## PROVIDED DATA
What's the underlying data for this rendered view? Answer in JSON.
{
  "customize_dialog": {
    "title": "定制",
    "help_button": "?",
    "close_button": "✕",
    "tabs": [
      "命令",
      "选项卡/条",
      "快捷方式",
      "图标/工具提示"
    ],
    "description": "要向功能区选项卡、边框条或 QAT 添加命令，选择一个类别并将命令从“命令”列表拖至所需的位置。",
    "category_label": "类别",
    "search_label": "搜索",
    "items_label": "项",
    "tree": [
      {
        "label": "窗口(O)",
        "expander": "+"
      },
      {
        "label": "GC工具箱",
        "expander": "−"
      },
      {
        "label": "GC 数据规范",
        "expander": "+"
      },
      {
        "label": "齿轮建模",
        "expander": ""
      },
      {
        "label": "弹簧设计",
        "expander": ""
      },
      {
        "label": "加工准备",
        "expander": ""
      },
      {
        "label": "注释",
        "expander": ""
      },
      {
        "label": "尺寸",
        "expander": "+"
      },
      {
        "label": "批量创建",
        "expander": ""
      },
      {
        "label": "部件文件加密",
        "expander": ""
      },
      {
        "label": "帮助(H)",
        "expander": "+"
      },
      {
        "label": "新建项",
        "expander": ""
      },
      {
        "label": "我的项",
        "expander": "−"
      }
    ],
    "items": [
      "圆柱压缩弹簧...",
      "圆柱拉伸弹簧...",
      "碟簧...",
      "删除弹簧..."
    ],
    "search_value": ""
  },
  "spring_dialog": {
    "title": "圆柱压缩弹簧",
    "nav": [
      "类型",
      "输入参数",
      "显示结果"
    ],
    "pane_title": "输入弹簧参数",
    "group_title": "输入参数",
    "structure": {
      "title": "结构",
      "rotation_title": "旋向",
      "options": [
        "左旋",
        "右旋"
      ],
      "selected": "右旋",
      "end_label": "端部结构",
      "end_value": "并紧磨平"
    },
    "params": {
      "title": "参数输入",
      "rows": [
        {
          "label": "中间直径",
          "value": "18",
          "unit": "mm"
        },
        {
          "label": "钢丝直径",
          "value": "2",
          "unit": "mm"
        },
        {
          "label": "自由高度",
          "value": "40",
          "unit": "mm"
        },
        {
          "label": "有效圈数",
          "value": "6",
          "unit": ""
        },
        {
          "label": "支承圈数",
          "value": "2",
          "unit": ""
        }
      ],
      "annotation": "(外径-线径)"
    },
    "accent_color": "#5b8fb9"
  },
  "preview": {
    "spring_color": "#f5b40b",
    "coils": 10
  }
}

## PROBLEM DESCRIPTION
Every record should be repeated exactly; please leave none out.

## EXERCISE RESPONSE
What's the underlying data for this rendered view? Answer in JSON.
{
  "customize_dialog": {
    "title": "定制",
    "help_button": "?",
    "close_button": "✕",
    "tabs": [
      "命令",
      "选项卡/条",
      "快捷方式",
      "图标/工具提示"
    ],
    "description": "要向功能区选项卡、边框条或 QAT 添加命令，选择一个类别并将命令从“命令”列表拖至所需的位置。",
    "category_label": "类别",
    "search_label": "搜索",
    "items_label": "项",
    "tree": [
      {
        "label": "窗口(O)",
        "expander": "+"
      },
      {
        "label": "GC工具箱",
        "expander": "−"
      },
      {
        "label": "GC 数据规范",
        "expander": "+"
      },
      {
        "label": "齿轮建模",
        "expander": ""
      },
      {
        "label": "弹簧设计",
        "expander": ""
      },
      {
        "label": "加工准备",
        "expander": ""
      },
      {
        "label": "注释",
        "expander": ""
      },
      {
        "label": "尺寸",
        "expander": "+"
      },
      {
        "label": "批量创建",
        "expander": ""
      },
      {
        "label": "部件文件加密",
        "expander": ""
      },
      {
        "label": "帮助(H)",
        "expander": "+"
      },
      {
        "label": "新建项",
        "expander": ""
      },
      {
        "label": "我的项",
        "expander": "−"
      }
    ],
    "items": [
      "圆柱压缩弹簧...",
      "圆柱拉伸弹簧...",
      "碟簧...",
      "删除弹簧..."
    ],
    "search_value": ""
  },
  "spring_dialog": {
    "title": "圆柱压缩弹簧",
    "nav": [
      "类型",
      "输入参数",
      "显示结果"
    ],
    "pane_title": "输入弹簧参数",
    "group_title": "输入参数",
    "structure": {
      "title": "结构",
      "rotation_title": "旋向",
      "options": [
        "左旋",
        "右旋"
      ],
      "selected": "右旋",
      "end_label": "端部结构",
      "end_value": "并紧磨平"
    },
    "params": {
      "title": "参数输入",
      "rows": [
        {
          "label": "中间直径",
          "value": "18",
          "unit": "mm"
        },
        {
          "label": "钢丝直径",
          "value": "2",
          "unit": "mm"
        },
        {
          "label": "自由高度",
          "value": "40",
          "unit": "mm"
        },
        {
          "label": "有效圈数",
          "value": "6",
          "unit": ""
        },
        {
          "label": "支承圈数",
          "value": "2",
          "unit": ""
        }
      ],
      "annotation": "(外径-线径)"
    },
    "accent_color": "#5b8fb9"
  },
  "preview": {
    "spring_color": "#f5b40b",
    "coils": 10
  }
}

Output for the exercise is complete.